(Dataset items)
══════

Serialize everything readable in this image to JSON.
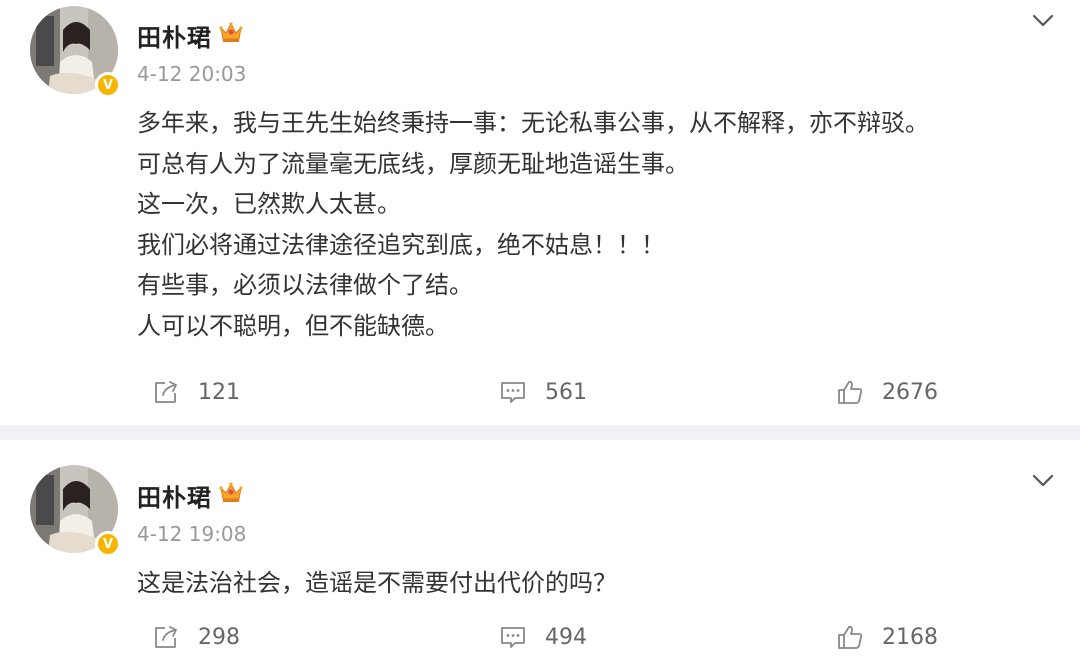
{
  "posts": [
    {
      "author": "田朴珺",
      "time": "4-12 20:03",
      "lines": [
        "多年来，我与王先生始终秉持一事：无论私事公事，从不解释，亦不辩驳。",
        "可总有人为了流量毫无底线，厚颜无耻地造谣生事。",
        "这一次，已然欺人太甚。",
        "我们必将通过法律途径追究到底，绝不姑息！！！",
        "有些事，必须以法律做个了结。",
        "人可以不聪明，但不能缺德。"
      ],
      "reposts": "121",
      "comments": "561",
      "likes": "2676"
    },
    {
      "author": "田朴珺",
      "time": "4-12 19:08",
      "lines": [
        "这是法治社会，造谣是不需要付出代价的吗？"
      ],
      "reposts": "298",
      "comments": "494",
      "likes": "2168"
    }
  ],
  "badge": {
    "verified_mark": "V"
  },
  "icons": {
    "avatar": "avatar-photo",
    "verified": "verified-badge-icon",
    "crown": "crown-icon",
    "menu": "chevron-down-icon",
    "repost": "repost-icon",
    "comment": "comment-icon",
    "like": "thumbs-up-icon"
  },
  "colors": {
    "background": "#f1f2f5",
    "card": "#ffffff",
    "verified": "#f7b500",
    "text_primary": "#333333",
    "text_secondary": "#999999"
  }
}
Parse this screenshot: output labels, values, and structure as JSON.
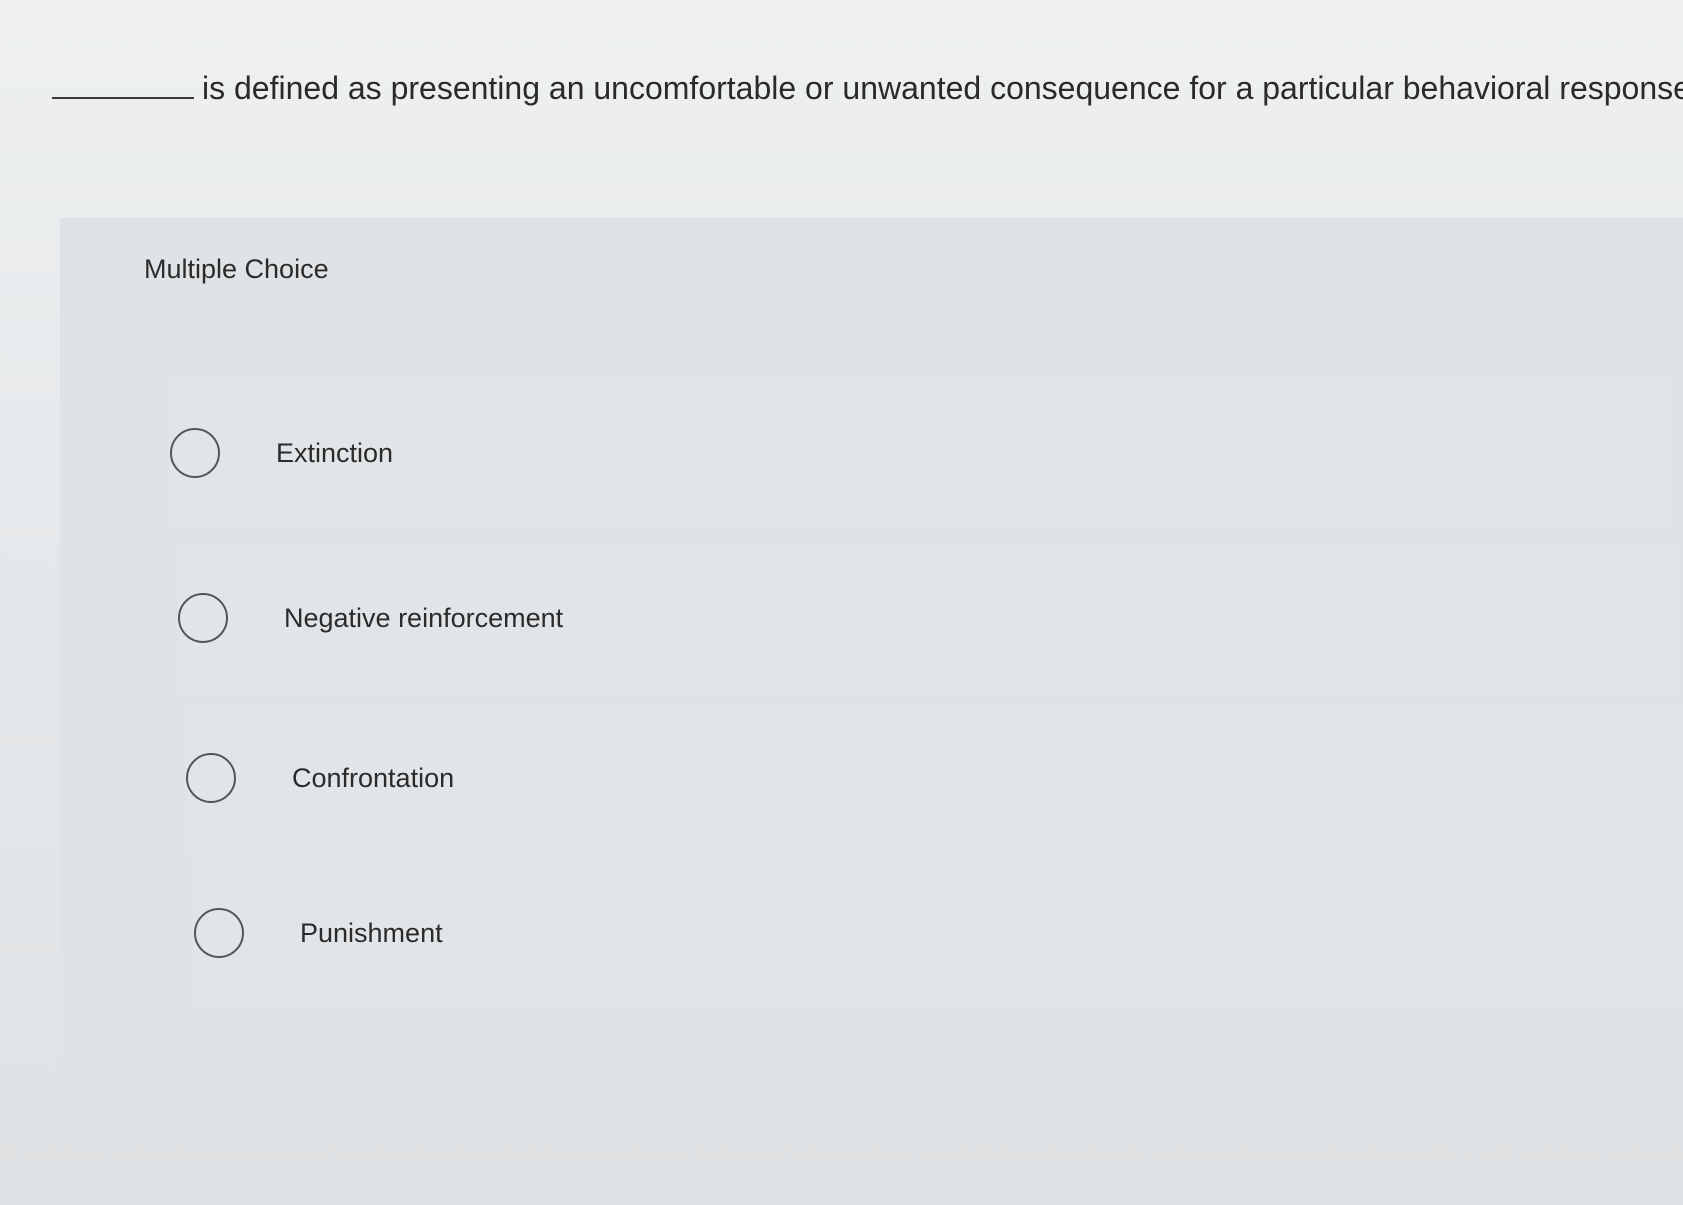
{
  "question": {
    "text": "is defined as presenting an uncomfortable or unwanted consequence for a particular behavioral response."
  },
  "panel": {
    "header": "Multiple Choice",
    "options": [
      {
        "label": "Extinction"
      },
      {
        "label": "Negative reinforcement"
      },
      {
        "label": "Confrontation"
      },
      {
        "label": "Punishment"
      }
    ]
  },
  "icons": {
    "radio": "radio-unselected-icon"
  }
}
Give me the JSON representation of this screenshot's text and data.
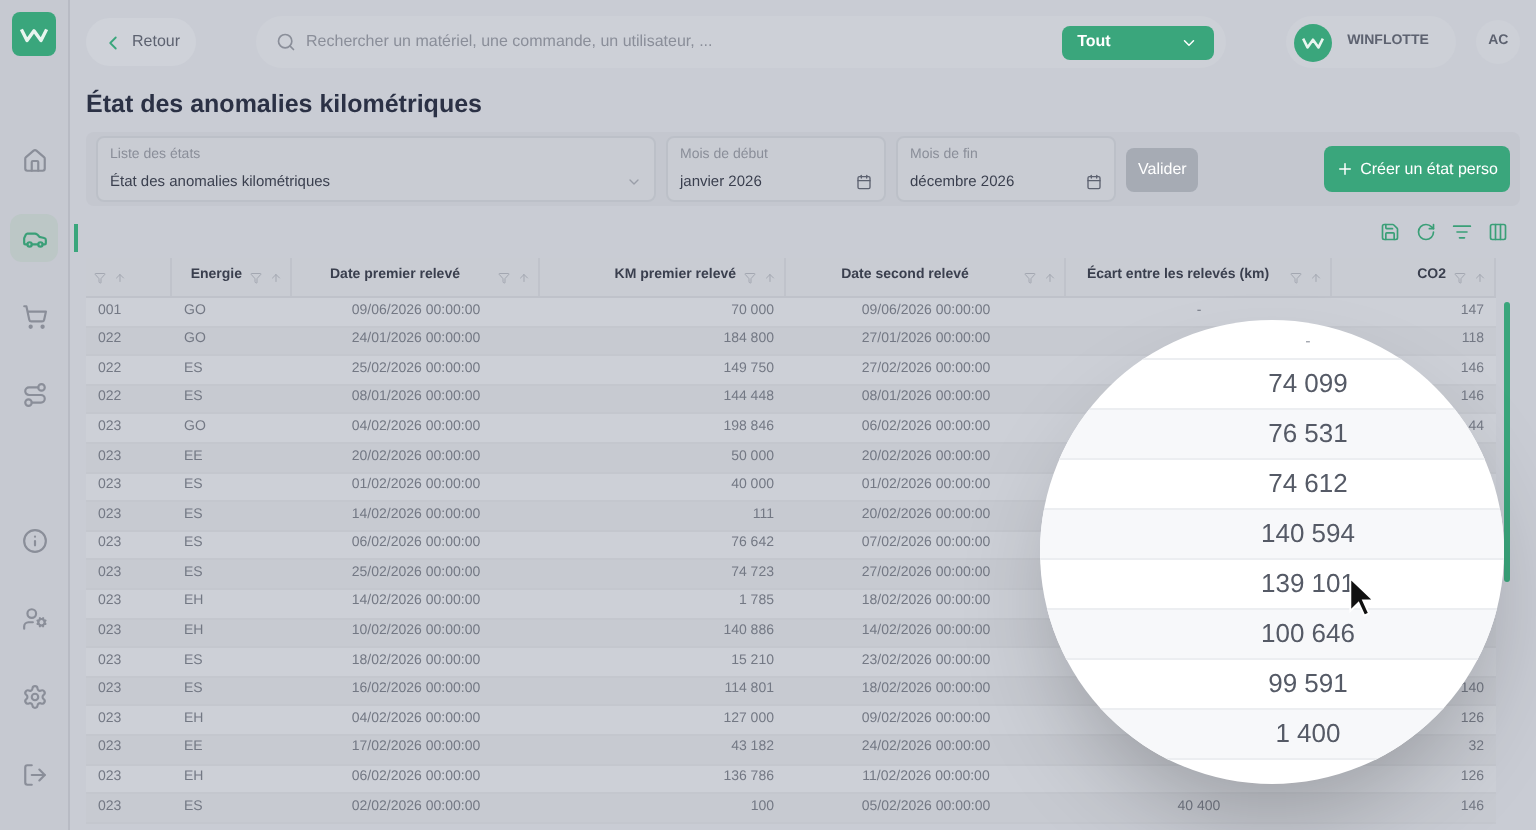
{
  "topbar": {
    "back": "Retour",
    "search": {
      "placeholder": "Rechercher un matériel, une commande, un utilisateur, ..."
    },
    "scope": "Tout",
    "company": "WINFLOTTE",
    "avatar": "AC"
  },
  "sidebar": {
    "items": [
      {
        "kind": "home",
        "selected": false
      },
      {
        "kind": "car",
        "selected": true
      },
      {
        "kind": "cart",
        "selected": false
      },
      {
        "kind": "route",
        "selected": false
      },
      {
        "kind": "info",
        "selected": false
      },
      {
        "kind": "user",
        "selected": false
      },
      {
        "kind": "settings",
        "selected": false
      },
      {
        "kind": "logout",
        "selected": false
      }
    ]
  },
  "title": "État des anomalies kilométriques",
  "filters": {
    "list": {
      "label": "Liste des états",
      "value": "État des anomalies kilométriques"
    },
    "start": {
      "label": "Mois de début",
      "value": "janvier 2026"
    },
    "end": {
      "label": "Mois de fin",
      "value": "décembre 2026"
    },
    "validate": {
      "label": "Valider",
      "disabled": true
    },
    "create": "Créer un état perso"
  },
  "table": {
    "columns": [
      {},
      {
        "label": "Energie"
      },
      {
        "label": "Date premier relevé"
      },
      {
        "label": "KM premier relevé"
      },
      {
        "label": "Date second relevé"
      },
      {
        "label": "Écart entre les relevés (km)"
      },
      {
        "label": "CO2"
      }
    ],
    "rows": [
      [
        "001",
        "GO",
        "09/06/2026 00:00:00",
        "70 000",
        "09/06/2026 00:00:00",
        "-",
        "147"
      ],
      [
        "022",
        "GO",
        "24/01/2026 00:00:00",
        "184 800",
        "27/01/2026 00:00:00",
        null,
        "118"
      ],
      [
        "022",
        "ES",
        "25/02/2026 00:00:00",
        "149 750",
        "27/02/2026 00:00:00",
        null,
        "146"
      ],
      [
        "022",
        "ES",
        "08/01/2026 00:00:00",
        "144 448",
        "08/01/2026 00:00:00",
        null,
        "146"
      ],
      [
        "023",
        "GO",
        "04/02/2026 00:00:00",
        "198 846",
        "06/02/2026 00:00:00",
        null,
        "44"
      ],
      [
        "023",
        "EE",
        "20/02/2026 00:00:00",
        "50 000",
        "20/02/2026 00:00:00",
        null,
        null
      ],
      [
        "023",
        "ES",
        "01/02/2026 00:00:00",
        "40 000",
        "01/02/2026 00:00:00",
        null,
        null
      ],
      [
        "023",
        "ES",
        "14/02/2026 00:00:00",
        "111",
        "20/02/2026 00:00:00",
        null,
        null
      ],
      [
        "023",
        "ES",
        "06/02/2026 00:00:00",
        "76 642",
        "07/02/2026 00:00:00",
        null,
        null
      ],
      [
        "023",
        "ES",
        "25/02/2026 00:00:00",
        "74 723",
        "27/02/2026 00:00:00",
        null,
        null
      ],
      [
        "023",
        "EH",
        "14/02/2026 00:00:00",
        "1 785",
        "18/02/2026 00:00:00",
        null,
        null
      ],
      [
        "023",
        "EH",
        "10/02/2026 00:00:00",
        "140 886",
        "14/02/2026 00:00:00",
        null,
        null
      ],
      [
        "023",
        "ES",
        "18/02/2026 00:00:00",
        "15 210",
        "23/02/2026 00:00:00",
        null,
        null
      ],
      [
        "023",
        "ES",
        "16/02/2026 00:00:00",
        "114 801",
        "18/02/2026 00:00:00",
        null,
        "140"
      ],
      [
        "023",
        "EH",
        "04/02/2026 00:00:00",
        "127 000",
        "09/02/2026 00:00:00",
        null,
        "126"
      ],
      [
        "023",
        "EE",
        "17/02/2026 00:00:00",
        "43 182",
        "24/02/2026 00:00:00",
        null,
        "32"
      ],
      [
        "023",
        "EH",
        "06/02/2026 00:00:00",
        "136 786",
        "11/02/2026 00:00:00",
        null,
        "126"
      ],
      [
        "023",
        "ES",
        "02/02/2026 00:00:00",
        "100",
        "05/02/2026 00:00:00",
        "40 400",
        "146"
      ]
    ]
  },
  "magnifier": {
    "values": [
      "-",
      "74 099",
      "76 531",
      "74 612",
      "140 594",
      "139 101",
      "100 646",
      "99 591",
      "1 400"
    ]
  }
}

══════

Where a line in the material contains "Mois", copy that line.

      "label": "Mois de début",
      "label": "Mois de fin",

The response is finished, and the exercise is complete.